[Begin Input for this task]

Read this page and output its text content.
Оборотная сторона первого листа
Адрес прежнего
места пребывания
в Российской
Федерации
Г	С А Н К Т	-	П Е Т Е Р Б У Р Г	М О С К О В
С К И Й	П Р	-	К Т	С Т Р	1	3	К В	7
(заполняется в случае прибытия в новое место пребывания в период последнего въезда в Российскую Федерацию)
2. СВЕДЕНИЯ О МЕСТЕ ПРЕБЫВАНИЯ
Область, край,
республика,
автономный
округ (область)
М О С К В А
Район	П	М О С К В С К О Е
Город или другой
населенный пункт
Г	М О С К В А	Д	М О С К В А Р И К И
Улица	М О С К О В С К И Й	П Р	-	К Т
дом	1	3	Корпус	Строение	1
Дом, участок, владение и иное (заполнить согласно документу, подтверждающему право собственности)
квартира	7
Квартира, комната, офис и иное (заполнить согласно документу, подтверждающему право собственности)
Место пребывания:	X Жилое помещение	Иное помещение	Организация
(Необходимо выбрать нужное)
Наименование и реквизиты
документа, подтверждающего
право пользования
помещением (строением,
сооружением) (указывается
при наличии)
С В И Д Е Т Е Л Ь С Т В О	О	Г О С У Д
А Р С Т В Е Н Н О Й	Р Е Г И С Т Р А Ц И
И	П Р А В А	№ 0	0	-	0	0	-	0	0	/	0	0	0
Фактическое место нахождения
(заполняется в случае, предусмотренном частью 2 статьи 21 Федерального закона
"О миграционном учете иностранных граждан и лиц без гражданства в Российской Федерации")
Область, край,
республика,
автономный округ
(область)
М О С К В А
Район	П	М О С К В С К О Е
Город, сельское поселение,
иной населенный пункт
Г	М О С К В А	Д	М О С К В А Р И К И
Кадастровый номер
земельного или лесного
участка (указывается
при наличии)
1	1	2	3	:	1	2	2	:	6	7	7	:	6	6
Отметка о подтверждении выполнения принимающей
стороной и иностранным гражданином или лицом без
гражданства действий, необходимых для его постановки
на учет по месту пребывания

[End Input for this task]

Extract from the material all lines containing the string "случае".

• _Written answer_:
(заполняется в случае прибытия в новое место пребывания в период последнего въезда в Российскую Федерацию)
(заполняется в случае, предусмотренном частью 2 статьи 21 Федерального закона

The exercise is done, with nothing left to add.